| Task prompt |
State the number of lines that contain the word "data", and add nothing else.
§
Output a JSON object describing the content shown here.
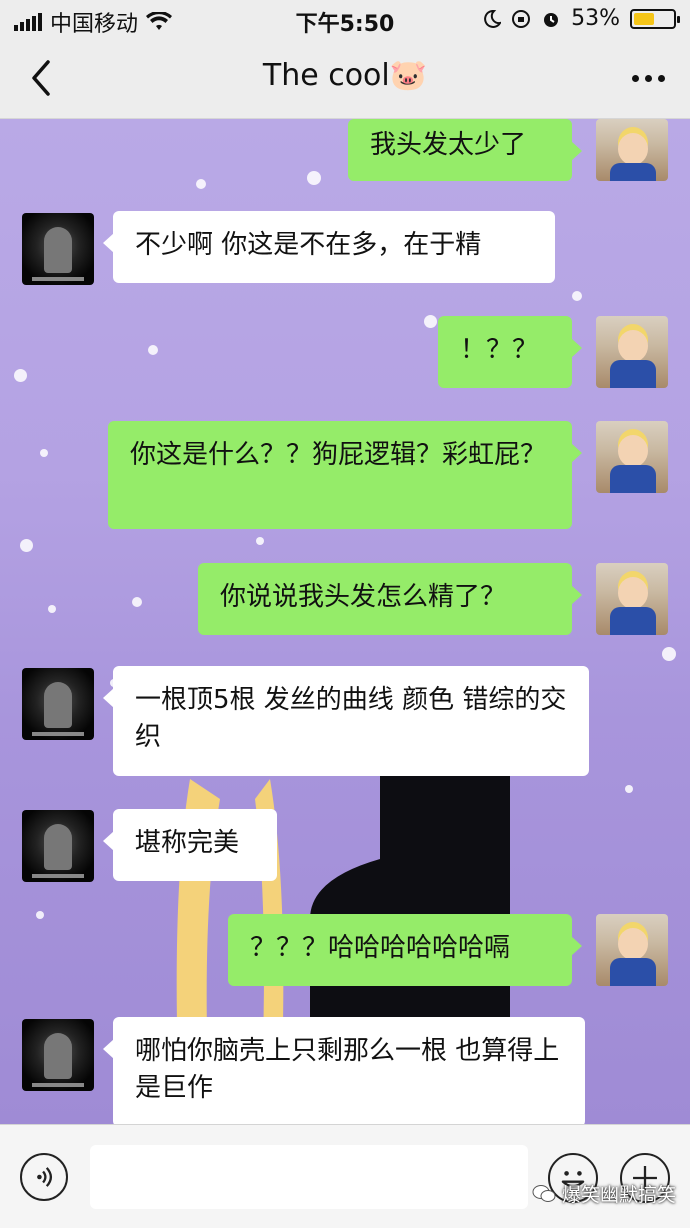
{
  "status_bar": {
    "carrier": "中国移动",
    "time": "下午5:50",
    "battery": "53%",
    "battery_level": 0.53
  },
  "header": {
    "title": "The cool🐷"
  },
  "messages": [
    {
      "side": "out",
      "text": "我头发太少了"
    },
    {
      "side": "in",
      "text": "不少啊 你这是不在多，在于精"
    },
    {
      "side": "out",
      "text": "！？？"
    },
    {
      "side": "out",
      "text": "你这是什么？？狗屁逻辑？彩虹屁？"
    },
    {
      "side": "out",
      "text": "你说说我头发怎么精了？"
    },
    {
      "side": "in",
      "text": "一根顶5根 发丝的曲线 颜色 错综的交织"
    },
    {
      "side": "in",
      "text": "堪称完美"
    },
    {
      "side": "out",
      "text": "？？？哈哈哈哈哈哈嗝"
    },
    {
      "side": "in",
      "text": "哪怕你脑壳上只剩那么一根 也算得上是巨作"
    }
  ],
  "watermark": "爆笑幽默搞笑",
  "icons": {
    "back": "chevron-left-icon",
    "more": "more-icon",
    "voice": "voice-icon",
    "emoji": "emoji-icon",
    "plus": "plus-icon"
  },
  "colors": {
    "outgoing_bubble": "#95ec69",
    "incoming_bubble": "#ffffff",
    "chrome": "#ededed"
  }
}
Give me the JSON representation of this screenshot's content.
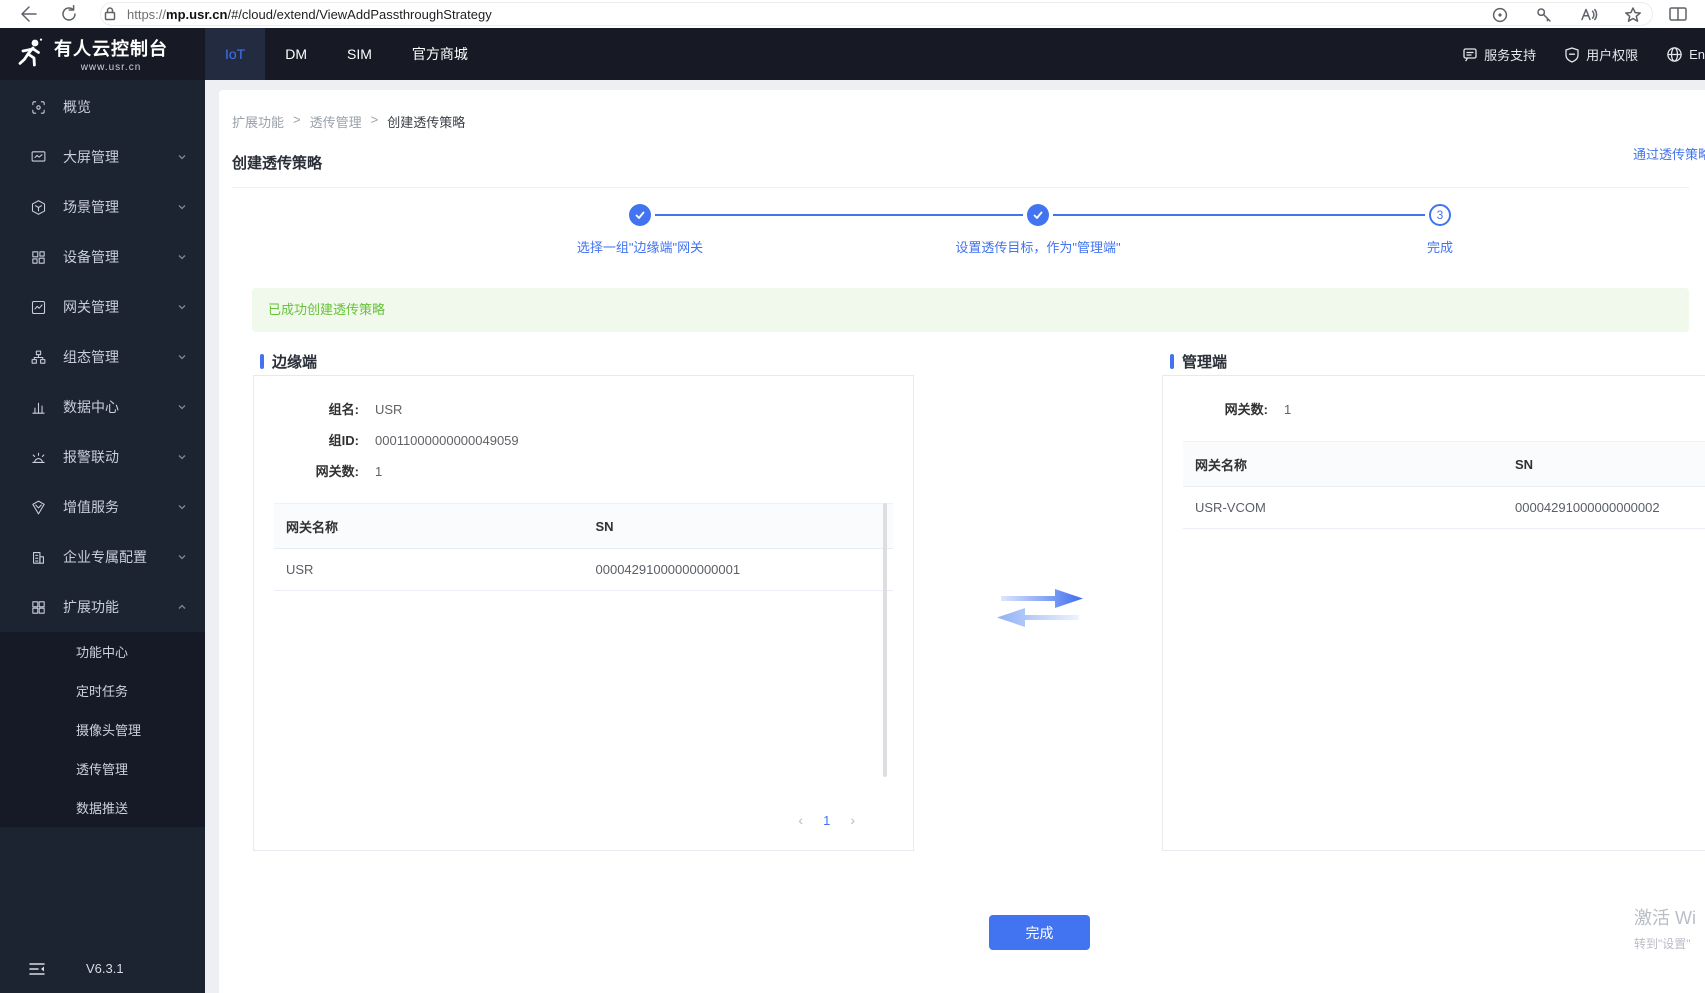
{
  "browser": {
    "url_protocol": "https://",
    "url_host": "mp.usr.cn",
    "url_path": "/#/cloud/extend/ViewAddPassthroughStrategy"
  },
  "navbar": {
    "logo_title": "有人云控制台",
    "logo_subtitle": "www.usr.cn",
    "tabs": [
      {
        "label": "IoT"
      },
      {
        "label": "DM"
      },
      {
        "label": "SIM"
      },
      {
        "label": "官方商城"
      }
    ],
    "support": "服务支持",
    "permissions": "用户权限",
    "language": "En"
  },
  "sidebar": {
    "items": [
      {
        "label": "概览"
      },
      {
        "label": "大屏管理"
      },
      {
        "label": "场景管理"
      },
      {
        "label": "设备管理"
      },
      {
        "label": "网关管理"
      },
      {
        "label": "组态管理"
      },
      {
        "label": "数据中心"
      },
      {
        "label": "报警联动"
      },
      {
        "label": "增值服务"
      },
      {
        "label": "企业专属配置"
      },
      {
        "label": "扩展功能"
      }
    ],
    "submenu": [
      {
        "label": "功能中心"
      },
      {
        "label": "定时任务"
      },
      {
        "label": "摄像头管理"
      },
      {
        "label": "透传管理"
      },
      {
        "label": "数据推送"
      }
    ],
    "version": "V6.3.1"
  },
  "page": {
    "breadcrumb": [
      "扩展功能",
      "透传管理",
      "创建透传策略"
    ],
    "separator": ">",
    "title": "创建透传策略",
    "top_link": "通过透传策略",
    "steps": [
      {
        "label": "选择一组\"边缘端\"网关"
      },
      {
        "label": "设置透传目标，作为\"管理端\""
      },
      {
        "label": "完成",
        "number": "3"
      }
    ],
    "success_message": "已成功创建透传策略",
    "finish_button": "完成"
  },
  "edge_panel": {
    "title": "边缘端",
    "fields": [
      {
        "label": "组名:",
        "value": "USR"
      },
      {
        "label": "组ID:",
        "value": "00011000000000049059"
      },
      {
        "label": "网关数:",
        "value": "1"
      }
    ],
    "table": {
      "headers": [
        "网关名称",
        "SN"
      ],
      "rows": [
        [
          "USR",
          "00004291000000000001"
        ]
      ]
    },
    "pagination": {
      "prev": "‹",
      "current_page": "1",
      "next": "›"
    }
  },
  "manage_panel": {
    "title": "管理端",
    "fields": [
      {
        "label": "网关数:",
        "value": "1"
      }
    ],
    "table": {
      "headers": [
        "网关名称",
        "SN"
      ],
      "rows": [
        [
          "USR-VCOM",
          "00004291000000000002"
        ]
      ]
    }
  },
  "watermark": {
    "line1": "激活 Wi",
    "line2": "转到\"设置\""
  },
  "colors": {
    "primary": "#4273f0",
    "success_text": "#67c23a",
    "success_bg": "#f0f9eb",
    "navbar_bg": "#171a24",
    "sidebar_bg": "#1d2431",
    "submenu_bg": "#151a26"
  }
}
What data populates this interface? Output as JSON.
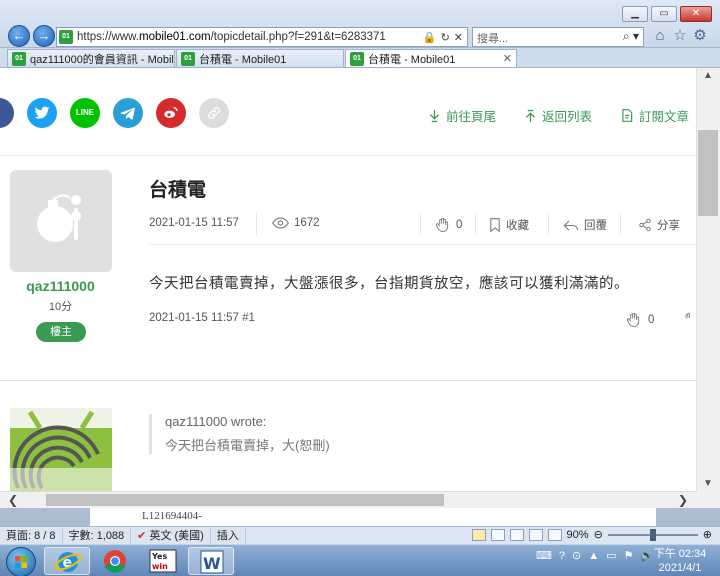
{
  "browser": {
    "url_prefix": "https://www.",
    "url_domain": "mobile01.com",
    "url_path": "/topicdetail.php?f=291&t=6283371",
    "search_placeholder": "搜尋...",
    "tabs": [
      {
        "label": "qaz111000的會員資訊 - Mobil..."
      },
      {
        "label": "台積電 - Mobile01"
      },
      {
        "label": "台積電 - Mobile01"
      }
    ]
  },
  "page": {
    "nav": {
      "last_page": "前往頁尾",
      "back_to_list": "返回列表",
      "subscribe": "訂閱文章"
    },
    "share": {
      "line_label": "LINE"
    },
    "post": {
      "title": "台積電",
      "datetime": "2021-01-15 11:57",
      "views": "1672",
      "likes": "0",
      "bookmark_label": "收藏",
      "reply_label": "回覆",
      "share_label": "分享",
      "body": "今天把台積電賣掉，大盤漲很多，台指期貨放空，應該可以獲利滿滿的。",
      "footer": "2021-01-15 11:57 #1",
      "footer_likes": "0"
    },
    "author": {
      "username": "qaz111000",
      "score": "10分",
      "badge": "樓主"
    },
    "reply": {
      "quote_author": "qaz111000 wrote:",
      "quote_text": "今天把台積電賣掉，大(恕刪)"
    }
  },
  "word": {
    "doc_text": "L121694404-",
    "status": {
      "page": "頁面: 8 / 8",
      "words": "字數: 1,088",
      "language": "英文 (美國)",
      "mode": "插入",
      "zoom": "90%"
    }
  },
  "taskbar": {
    "time": "下午 02:34",
    "date": "2021/4/1"
  },
  "colors": {
    "brand_green": "#3a9a52",
    "facebook": "#3b5998",
    "twitter": "#1da1f2",
    "line": "#00c300",
    "telegram": "#2a9fd6",
    "weibo": "#d52b2b"
  }
}
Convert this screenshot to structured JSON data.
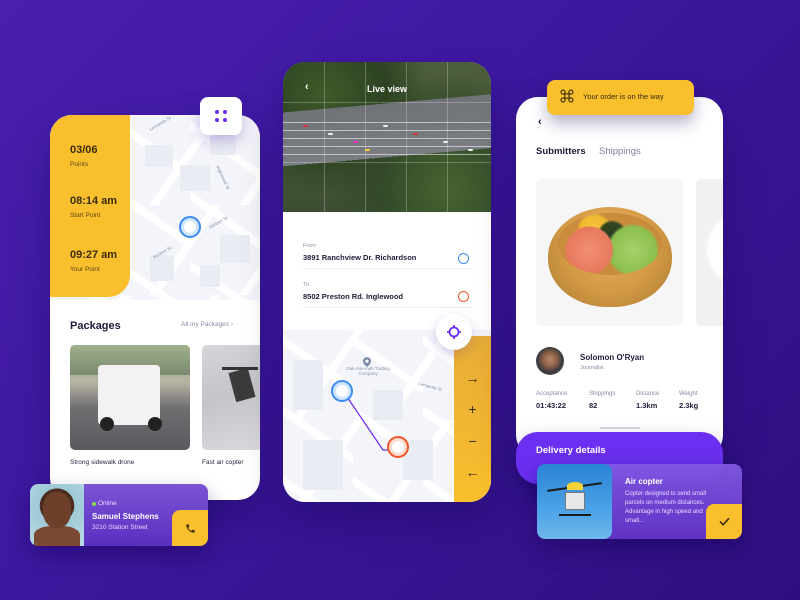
{
  "colors": {
    "background": "#3d18a0",
    "accent_purple": "#6a2ff0",
    "accent_yellow": "#f9bf2c",
    "pin_blue": "#3d8cf0",
    "pin_red": "#f0552c"
  },
  "tracking_screen": {
    "menu_icon": "grid-dots-icon",
    "stats": [
      {
        "value": "03/06",
        "label": "Points"
      },
      {
        "value": "08:14 am",
        "label": "Start Point"
      },
      {
        "value": "09:27 am",
        "label": "Your Point"
      }
    ],
    "map_streets": [
      "Lemanda St",
      "Inglewood St",
      "Herbert St",
      "Herbert St"
    ],
    "packages": {
      "title": "Packages",
      "all_link": "All my Packages",
      "items": [
        {
          "caption": "Strong sidewalk drone"
        },
        {
          "caption": "Fast air copter"
        }
      ]
    },
    "contact": {
      "status": "Online",
      "name": "Samuel Stephens",
      "address": "3210  Station Street",
      "call_icon": "phone-icon"
    }
  },
  "live_view_screen": {
    "title": "Live view",
    "back_icon": "chevron-left-icon",
    "from_label": "From",
    "from_value": "3891 Ranchview Dr. Richardson",
    "to_label": "To",
    "to_value": "8502 Preston Rd. Inglewood",
    "map_poi": "Oak-ma-i-nah Trading Company",
    "map_street": "Lemanda St",
    "controls": [
      {
        "icon": "arrow-right-icon",
        "glyph": "→"
      },
      {
        "icon": "zoom-in-icon",
        "glyph": "+"
      },
      {
        "icon": "zoom-out-icon",
        "glyph": "−"
      },
      {
        "icon": "arrow-left-icon",
        "glyph": "←"
      }
    ]
  },
  "order_screen": {
    "notification": "Your order is on the way",
    "tabs": [
      {
        "label": "Submitters",
        "active": true
      },
      {
        "label": "Shippings",
        "active": false
      }
    ],
    "submitter": {
      "name": "Solomon O'Ryan",
      "role": "Journalist"
    },
    "metrics": [
      {
        "label": "Acceptance",
        "value": "01:43:22"
      },
      {
        "label": "Shippings",
        "value": "82"
      },
      {
        "label": "Distance",
        "value": "1.3km"
      },
      {
        "label": "Weight",
        "value": "2.3kg"
      }
    ],
    "delivery": {
      "title": "Delivery details",
      "item_title": "Air copter",
      "item_desc": "Copter designed to send small parcels on medium distances. Advantage in high speed and small...",
      "confirm_icon": "check-icon"
    }
  }
}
§
| Answer below |
2